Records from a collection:
** begin **
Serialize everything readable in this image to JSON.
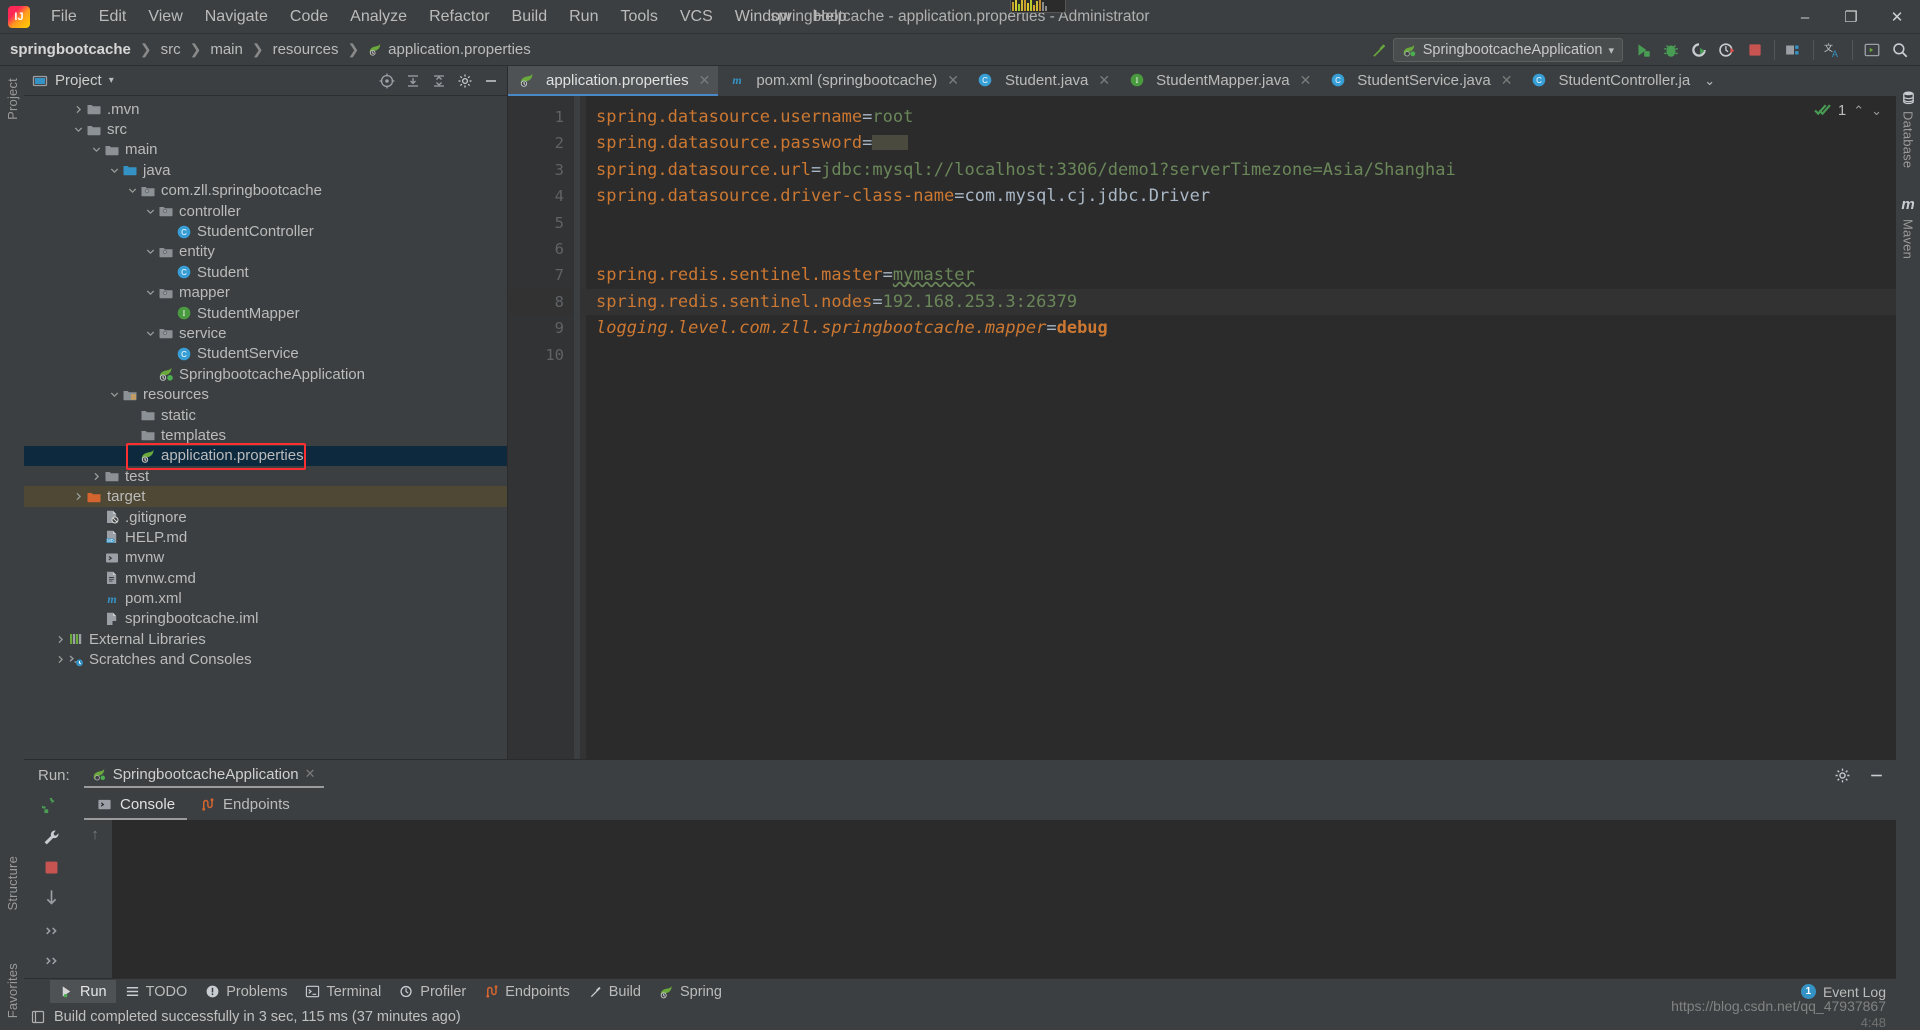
{
  "window": {
    "title": "springbootcache - application.properties - Administrator",
    "minimize": "–",
    "maximize": "❐",
    "close": "✕"
  },
  "menu": [
    {
      "label": "File"
    },
    {
      "label": "Edit"
    },
    {
      "label": "View"
    },
    {
      "label": "Navigate"
    },
    {
      "label": "Code"
    },
    {
      "label": "Analyze"
    },
    {
      "label": "Refactor"
    },
    {
      "label": "Build"
    },
    {
      "label": "Run"
    },
    {
      "label": "Tools"
    },
    {
      "label": "VCS"
    },
    {
      "label": "Window"
    },
    {
      "label": "Help"
    }
  ],
  "breadcrumb": {
    "items": [
      {
        "label": "springbootcache",
        "icon": "none"
      },
      {
        "label": "src",
        "icon": "none"
      },
      {
        "label": "main",
        "icon": "none"
      },
      {
        "label": "resources",
        "icon": "none"
      },
      {
        "label": "application.properties",
        "icon": "spring-leaf-icon"
      }
    ],
    "separator": "❯"
  },
  "toolbar": {
    "run_config": "SpringbootcacheApplication",
    "run_config_caret": "▾",
    "buttons": [
      {
        "name": "build-hammer-icon"
      },
      {
        "name": "run-icon"
      },
      {
        "name": "debug-icon"
      },
      {
        "name": "run-coverage-icon"
      },
      {
        "name": "profiler-icon"
      },
      {
        "name": "stop-icon"
      },
      {
        "name": "project-structure-icon"
      },
      {
        "name": "translate-icon"
      },
      {
        "name": "restclient-icon"
      },
      {
        "name": "search-everywhere-icon"
      }
    ]
  },
  "project_panel": {
    "title": "Project",
    "caret": "▾",
    "header_buttons": [
      "target-icon",
      "expand-all-icon",
      "collapse-all-icon",
      "settings-gear-icon",
      "hide-icon"
    ],
    "tree": [
      {
        "label": ".mvn",
        "indent": 2,
        "arrow": "right",
        "icon": "folder-icon",
        "state": "normal"
      },
      {
        "label": "src",
        "indent": 2,
        "arrow": "down",
        "icon": "folder-icon",
        "state": "normal"
      },
      {
        "label": "main",
        "indent": 3,
        "arrow": "down",
        "icon": "folder-icon",
        "state": "normal"
      },
      {
        "label": "java",
        "indent": 4,
        "arrow": "down",
        "icon": "source-folder-icon",
        "state": "normal"
      },
      {
        "label": "com.zll.springbootcache",
        "indent": 5,
        "arrow": "down",
        "icon": "package-icon",
        "state": "normal"
      },
      {
        "label": "controller",
        "indent": 6,
        "arrow": "down",
        "icon": "package-icon",
        "state": "normal"
      },
      {
        "label": "StudentController",
        "indent": 7,
        "arrow": "none",
        "icon": "java-class-icon",
        "state": "normal"
      },
      {
        "label": "entity",
        "indent": 6,
        "arrow": "down",
        "icon": "package-icon",
        "state": "normal"
      },
      {
        "label": "Student",
        "indent": 7,
        "arrow": "none",
        "icon": "java-class-icon",
        "state": "normal"
      },
      {
        "label": "mapper",
        "indent": 6,
        "arrow": "down",
        "icon": "package-icon",
        "state": "normal"
      },
      {
        "label": "StudentMapper",
        "indent": 7,
        "arrow": "none",
        "icon": "java-interface-icon",
        "state": "normal"
      },
      {
        "label": "service",
        "indent": 6,
        "arrow": "down",
        "icon": "package-icon",
        "state": "normal"
      },
      {
        "label": "StudentService",
        "indent": 7,
        "arrow": "none",
        "icon": "java-class-icon",
        "state": "normal"
      },
      {
        "label": "SpringbootcacheApplication",
        "indent": 6,
        "arrow": "none",
        "icon": "spring-boot-run-icon",
        "state": "normal"
      },
      {
        "label": "resources",
        "indent": 4,
        "arrow": "down",
        "icon": "resources-folder-icon",
        "state": "normal"
      },
      {
        "label": "static",
        "indent": 5,
        "arrow": "none",
        "icon": "folder-icon",
        "state": "normal"
      },
      {
        "label": "templates",
        "indent": 5,
        "arrow": "none",
        "icon": "folder-icon",
        "state": "normal"
      },
      {
        "label": "application.properties",
        "indent": 5,
        "arrow": "none",
        "icon": "spring-leaf-icon",
        "state": "selected"
      },
      {
        "label": "test",
        "indent": 3,
        "arrow": "right",
        "icon": "folder-icon",
        "state": "normal"
      },
      {
        "label": "target",
        "indent": 2,
        "arrow": "right",
        "icon": "excluded-folder-icon",
        "state": "target"
      },
      {
        "label": ".gitignore",
        "indent": 3,
        "arrow": "none",
        "icon": "gitignore-file-icon",
        "state": "normal"
      },
      {
        "label": "HELP.md",
        "indent": 3,
        "arrow": "none",
        "icon": "markdown-file-icon",
        "state": "normal"
      },
      {
        "label": "mvnw",
        "indent": 3,
        "arrow": "none",
        "icon": "shell-script-icon",
        "state": "normal"
      },
      {
        "label": "mvnw.cmd",
        "indent": 3,
        "arrow": "none",
        "icon": "text-file-icon",
        "state": "normal"
      },
      {
        "label": "pom.xml",
        "indent": 3,
        "arrow": "none",
        "icon": "maven-file-icon",
        "state": "normal"
      },
      {
        "label": "springbootcache.iml",
        "indent": 3,
        "arrow": "none",
        "icon": "iml-file-icon",
        "state": "normal"
      },
      {
        "label": "External Libraries",
        "indent": 1,
        "arrow": "right",
        "icon": "libraries-icon",
        "state": "normal"
      },
      {
        "label": "Scratches and Consoles",
        "indent": 1,
        "arrow": "right",
        "icon": "scratches-icon",
        "state": "normal"
      }
    ]
  },
  "editor": {
    "tabs": [
      {
        "label": "application.properties",
        "icon": "spring-leaf-icon",
        "active": true,
        "close": "✕"
      },
      {
        "label": "pom.xml (springbootcache)",
        "icon": "maven-file-icon",
        "active": false,
        "close": "✕"
      },
      {
        "label": "Student.java",
        "icon": "java-class-icon",
        "active": false,
        "close": "✕"
      },
      {
        "label": "StudentMapper.java",
        "icon": "java-interface-icon",
        "active": false,
        "close": "✕"
      },
      {
        "label": "StudentService.java",
        "icon": "java-class-icon",
        "active": false,
        "close": "✕"
      },
      {
        "label": "StudentController.ja",
        "icon": "java-class-icon",
        "active": false,
        "close": ""
      }
    ],
    "tabs_overflow": "⌄",
    "line_numbers": [
      "1",
      "2",
      "3",
      "4",
      "5",
      "6",
      "7",
      "8",
      "9",
      "10"
    ],
    "highlighted_line": 8,
    "lines": [
      {
        "n": 1,
        "key": "spring.datasource.username",
        "eq": "=",
        "value": "root",
        "value_class": "v",
        "key_class": "k",
        "masked": false
      },
      {
        "n": 2,
        "key": "spring.datasource.password",
        "eq": "=",
        "value": "",
        "value_class": "v",
        "key_class": "k",
        "masked": true
      },
      {
        "n": 3,
        "key": "spring.datasource.url",
        "eq": "=",
        "value": "jdbc:mysql://localhost:3306/demo1?serverTimezone=Asia/Shanghai",
        "value_class": "v",
        "key_class": "k",
        "masked": false
      },
      {
        "n": 4,
        "key": "spring.datasource.driver-class-name",
        "eq": "=",
        "value": "com.mysql.cj.jdbc.Driver",
        "value_class": "vd",
        "key_class": "k",
        "masked": false
      },
      {
        "n": 5,
        "key": "",
        "eq": "",
        "value": "",
        "value_class": "v",
        "key_class": "k",
        "masked": false
      },
      {
        "n": 6,
        "key": "",
        "eq": "",
        "value": "",
        "value_class": "v",
        "key_class": "k",
        "masked": false
      },
      {
        "n": 7,
        "key": "spring.redis.sentinel.master",
        "eq": "=",
        "value": "mymaster",
        "value_class": "v squiggle",
        "key_class": "k",
        "masked": false
      },
      {
        "n": 8,
        "key": "spring.redis.sentinel.nodes",
        "eq": "=",
        "value": "192.168.253.3:26379",
        "value_class": "v",
        "key_class": "k",
        "masked": false
      },
      {
        "n": 9,
        "key": "logging.level.com.zll.springbootcache.mapper",
        "eq": "=",
        "value": "debug",
        "value_class": "kw",
        "key_class": "ki",
        "masked": false
      },
      {
        "n": 10,
        "key": "",
        "eq": "",
        "value": "",
        "value_class": "v",
        "key_class": "k",
        "masked": false
      }
    ],
    "inspection": {
      "count": "1",
      "up": "⌃",
      "down": "⌄",
      "icon": "inspection-ok-icon"
    }
  },
  "run_window": {
    "label": "Run:",
    "tab": "SpringbootcacheApplication",
    "tab_icon": "spring-boot-run-icon",
    "tab_close": "✕",
    "settings_icon": "settings-gear-icon",
    "hide_icon": "hide-icon",
    "sidebar_buttons": [
      "rerun-icon",
      "wrench-icon",
      "stop-icon",
      "down-arrow-icon",
      "expand-icon",
      "more-icon"
    ],
    "subtabs": [
      {
        "label": "Console",
        "icon": "console-icon",
        "active": true
      },
      {
        "label": "Endpoints",
        "icon": "endpoints-icon",
        "active": false
      }
    ],
    "scroll_up": "↑"
  },
  "tool_window_bar": [
    {
      "label": "Run",
      "icon": "run-icon",
      "active": true
    },
    {
      "label": "TODO",
      "icon": "todo-icon",
      "active": false
    },
    {
      "label": "Problems",
      "icon": "problems-icon",
      "active": false
    },
    {
      "label": "Terminal",
      "icon": "terminal-icon",
      "active": false
    },
    {
      "label": "Profiler",
      "icon": "profiler-icon",
      "active": false
    },
    {
      "label": "Endpoints",
      "icon": "endpoints-icon",
      "active": false
    },
    {
      "label": "Build",
      "icon": "build-icon",
      "active": false
    },
    {
      "label": "Spring",
      "icon": "spring-leaf-icon",
      "active": false
    }
  ],
  "event_log": {
    "count": "1",
    "label": "Event Log"
  },
  "status_bar": {
    "message": "Build completed successfully in 3 sec, 115 ms (37 minutes ago)",
    "icon": "build-status-icon"
  },
  "left_strip": [
    {
      "label": "Project"
    },
    {
      "label": "Structure"
    },
    {
      "label": "Favorites"
    }
  ],
  "right_strip": [
    {
      "label": "Database",
      "icon": "database-icon"
    },
    {
      "label": "Maven",
      "icon": "maven-file-icon"
    }
  ],
  "watermark": {
    "url": "https://blog.csdn.net/qq_47937867",
    "extra": "4:48"
  },
  "colors": {
    "accent_blue": "#4a88c7",
    "selection": "#0d293e",
    "target_row": "#4e4834",
    "red_highlight": "#fb2f2f",
    "key_orange": "#cc7832",
    "value_green": "#6a8759",
    "value_gray": "#a9b7c6",
    "panel_bg": "#3c3f41",
    "editor_bg": "#2b2b2b"
  }
}
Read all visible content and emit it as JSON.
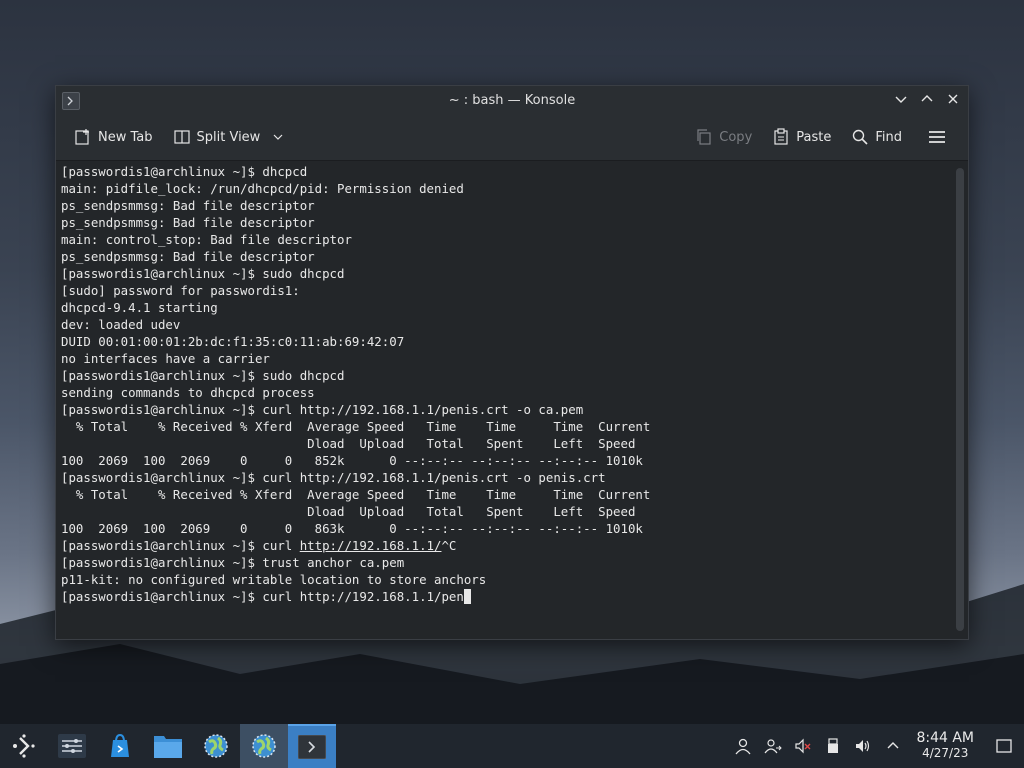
{
  "window": {
    "title": "~ : bash — Konsole"
  },
  "toolbar": {
    "new_tab": "New Tab",
    "split_view": "Split View",
    "copy": "Copy",
    "paste": "Paste",
    "find": "Find"
  },
  "terminal": {
    "lines": [
      "[passwordis1@archlinux ~]$ dhcpcd",
      "main: pidfile_lock: /run/dhcpcd/pid: Permission denied",
      "ps_sendpsmmsg: Bad file descriptor",
      "ps_sendpsmmsg: Bad file descriptor",
      "main: control_stop: Bad file descriptor",
      "ps_sendpsmmsg: Bad file descriptor",
      "[passwordis1@archlinux ~]$ sudo dhcpcd",
      "[sudo] password for passwordis1:",
      "dhcpcd-9.4.1 starting",
      "dev: loaded udev",
      "DUID 00:01:00:01:2b:dc:f1:35:c0:11:ab:69:42:07",
      "no interfaces have a carrier",
      "[passwordis1@archlinux ~]$ sudo dhcpcd",
      "sending commands to dhcpcd process",
      "[passwordis1@archlinux ~]$ curl http://192.168.1.1/penis.crt -o ca.pem",
      "  % Total    % Received % Xferd  Average Speed   Time    Time     Time  Current",
      "                                 Dload  Upload   Total   Spent    Left  Speed",
      "100  2069  100  2069    0     0   852k      0 --:--:-- --:--:-- --:--:-- 1010k",
      "[passwordis1@archlinux ~]$ curl http://192.168.1.1/penis.crt -o penis.crt",
      "  % Total    % Received % Xferd  Average Speed   Time    Time     Time  Current",
      "                                 Dload  Upload   Total   Spent    Left  Speed",
      "100  2069  100  2069    0     0   863k      0 --:--:-- --:--:-- --:--:-- 1010k"
    ],
    "line_link_prefix": "[passwordis1@archlinux ~]$ curl ",
    "line_link_url": "http://192.168.1.1/",
    "line_link_suffix": "^C",
    "trailing_lines": [
      "[passwordis1@archlinux ~]$ trust anchor ca.pem",
      "p11-kit: no configured writable location to store anchors"
    ],
    "current_input": "[passwordis1@archlinux ~]$ curl http://192.168.1.1/pen"
  },
  "taskbar": {
    "apps": [
      {
        "name": "app-launcher-icon"
      },
      {
        "name": "system-settings-icon"
      },
      {
        "name": "discover-store-icon"
      },
      {
        "name": "file-manager-icon"
      },
      {
        "name": "browser-icon"
      },
      {
        "name": "browser-icon"
      },
      {
        "name": "konsole-icon"
      }
    ],
    "time": "8:44 AM",
    "date": "4/27/23"
  },
  "colors": {
    "terminal_bg": "#232629",
    "terminal_fg": "#e8e8e8",
    "taskbar_bg": "#20262e",
    "accent": "#3b7fc4"
  }
}
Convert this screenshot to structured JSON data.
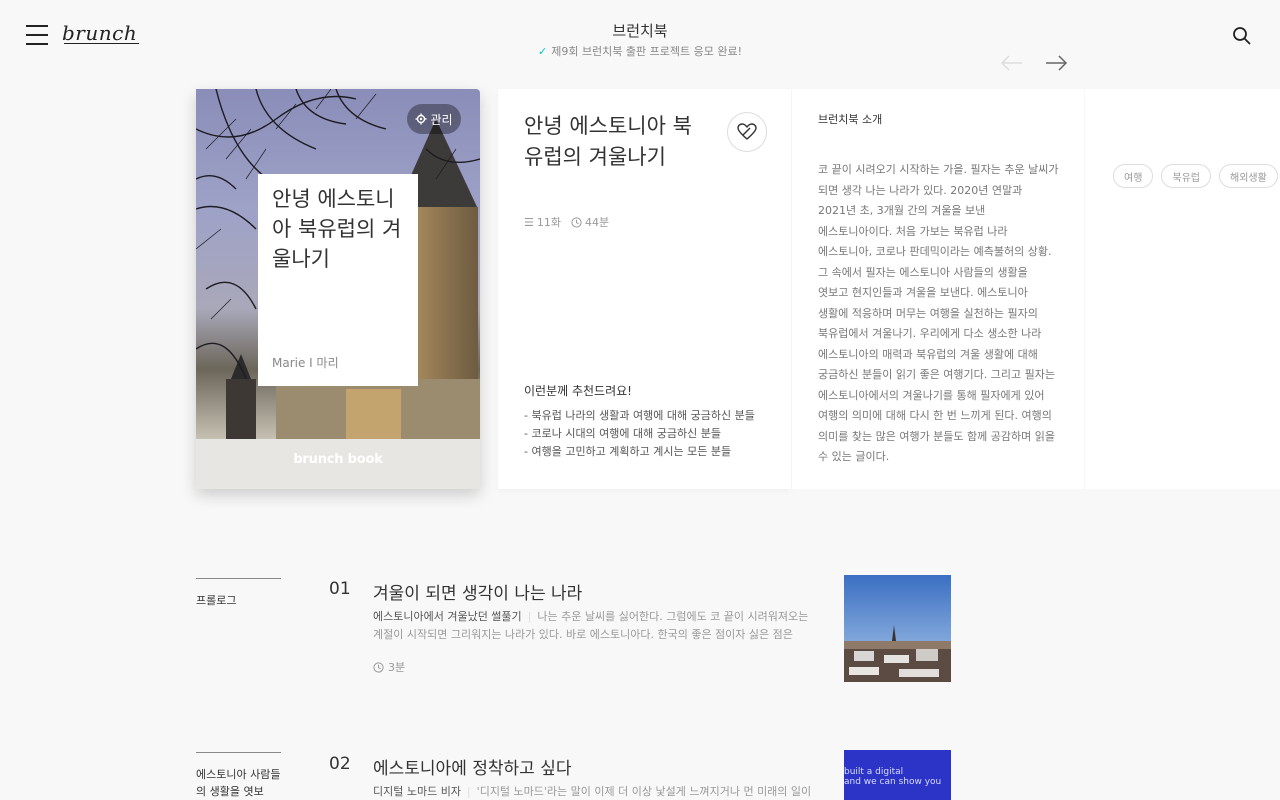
{
  "header": {
    "logo": "brunch",
    "title": "브런치북",
    "subtitle": "제9회 브런치북 출판 프로젝트 응모 완료!"
  },
  "cover": {
    "manage_label": "관리",
    "title": "안녕 에스토니아 북유럽의 겨울나기",
    "author": "Marie I 마리",
    "brand": "brunch book"
  },
  "info": {
    "title": "안녕 에스토니아 북유럽의 겨울나기",
    "episodes": "11화",
    "read_time": "44분",
    "recommend_heading": "이런분께 추천드려요!",
    "recommend": [
      "- 북유럽 나라의 생활과 여행에 대해 궁금하신 분들",
      "- 코로나 시대의 여행에 대해 궁금하신 분들",
      "- 여행을 고민하고 계획하고 계시는 모든 분들"
    ]
  },
  "intro": {
    "heading": "브런치북 소개",
    "body": "코 끝이 시려오기 시작하는 가을. 필자는 추운 날씨가 되면 생각 나는 나라가 있다. 2020년 연말과 2021년 초, 3개월 간의 겨울을 보낸 에스토니아이다. 처음 가보는 북유럽 나라 에스토니아, 코로나 판데믹이라는 예측불허의 상황. 그 속에서 필자는 에스토니아 사람들의 생활을 엿보고 현지인들과 겨울을 보낸다. 에스토니아 생활에 적응하며 머무는 여행을 실천하는 필자의 북유럽에서 겨울나기. 우리에게 다소 생소한 나라 에스토니아의 매력과 북유럽의 겨울 생활에 대해 궁금하신 분들이 읽기 좋은 여행기다. 그리고 필자는 에스토니아에서의 겨울나기를 통해 필자에게 있어 여행의 의미에 대해 다시 한 번 느끼게 된다. 여행의 의미를 찾는 많은 여행가 분들도 함께 공감하며 읽을 수 있는 글이다."
  },
  "tags": [
    "여행",
    "북유럽",
    "해외생활"
  ],
  "articles": [
    {
      "section": "프롤로그",
      "num": "01",
      "title": "겨울이 되면 생각이 나는 나라",
      "subtitle": "에스토니아에서 겨울났던 썰풀기",
      "excerpt": "나는 추운 날씨를 싫어한다. 그럼에도 코 끝이 시려워져오는 계절이 시작되면 그리워지는 나라가 있다. 바로 에스토니아다. 한국의 좋은 점이자 싫은 점은 사…",
      "time": "3분"
    },
    {
      "section": "에스토니아 사람들의 생활을 엿보",
      "num": "02",
      "title": "에스토니아에 정착하고 싶다",
      "subtitle": "디지털 노마드 비자",
      "excerpt": "'디지털 노마드'라는 말이 이제 더 이상 낯설게 느껴지거나 먼 미래의 일이",
      "time": "",
      "thumb_text": "built a digital\nand we can show you"
    }
  ],
  "colors": {
    "accent": "#00c3bd",
    "text": "#333333",
    "muted": "#999999",
    "background": "#f8f8f8"
  }
}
** end **
SHORT PROBLEM: Where a line of the material above holds the string "StudentController", copy that line.

REPLY TO THE EXERCISE:
        "label": "StudentController",
        "label": "StudentController.ja",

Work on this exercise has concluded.